EXERCISE REQUIREMENTS
Each record is to be transcribed exactly.

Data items
* * * *

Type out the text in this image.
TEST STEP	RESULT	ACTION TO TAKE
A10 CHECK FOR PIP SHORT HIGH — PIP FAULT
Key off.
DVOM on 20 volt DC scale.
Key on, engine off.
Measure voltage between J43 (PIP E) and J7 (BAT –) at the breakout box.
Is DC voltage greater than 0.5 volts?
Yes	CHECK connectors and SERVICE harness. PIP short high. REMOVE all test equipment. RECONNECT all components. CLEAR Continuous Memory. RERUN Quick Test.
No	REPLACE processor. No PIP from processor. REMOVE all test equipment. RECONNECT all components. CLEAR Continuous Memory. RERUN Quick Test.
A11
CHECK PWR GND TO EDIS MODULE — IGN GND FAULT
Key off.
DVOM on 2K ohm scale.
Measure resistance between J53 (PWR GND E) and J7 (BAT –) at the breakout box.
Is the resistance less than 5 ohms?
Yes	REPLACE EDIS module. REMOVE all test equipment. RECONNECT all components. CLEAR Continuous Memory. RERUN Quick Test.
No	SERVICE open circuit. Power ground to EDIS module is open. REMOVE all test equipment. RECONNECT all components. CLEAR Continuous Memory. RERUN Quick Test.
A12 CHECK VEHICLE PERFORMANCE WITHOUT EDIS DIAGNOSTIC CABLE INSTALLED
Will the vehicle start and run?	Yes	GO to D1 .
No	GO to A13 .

* * * *

SOLUTION FOR THIS EXERCISE
Type out the text in this image.
TEST STEP	RESULT	ACTION TO TAKE
A10 CHECK FOR PIP SHORT HIGH — PIP FAULT
Key off.
DVOM on 20 volt DC scale.
Key on, engine off.
Measure voltage between J43 (PIP E) and J7 (BAT –) at the breakout box.
Is DC voltage greater than 0.5 volts?
Yes	CHECK connectors and SERVICE harness. PIP short high. REMOVE all test equipment. RECONNECT all components. CLEAR Continuous Memory. RERUN Quick Test.
No	REPLACE processor. No PIP from processor. REMOVE all test equipment. RECONNECT all components. CLEAR Continuous Memory. RERUN Quick Test.
A11
CHECK PWR GND TO EDIS MODULE — IGN GND FAULT
Key off.
DVOM on 2K ohm scale.
Measure resistance between J53 (PWR GND E) and J7 (BAT –) at the breakout box.
Is the resistance less than 5 ohms?
Yes	REPLACE EDIS module. REMOVE all test equipment. RECONNECT all components. CLEAR Continuous Memory. RERUN Quick Test.
No	SERVICE open circuit. Power ground to EDIS module is open. REMOVE all test equipment. RECONNECT all components. CLEAR Continuous Memory. RERUN Quick Test.
A12 CHECK VEHICLE PERFORMANCE WITHOUT EDIS DIAGNOSTIC CABLE INSTALLED
Will the vehicle start and run?	Yes	GO to D1 .
No	GO to A13 .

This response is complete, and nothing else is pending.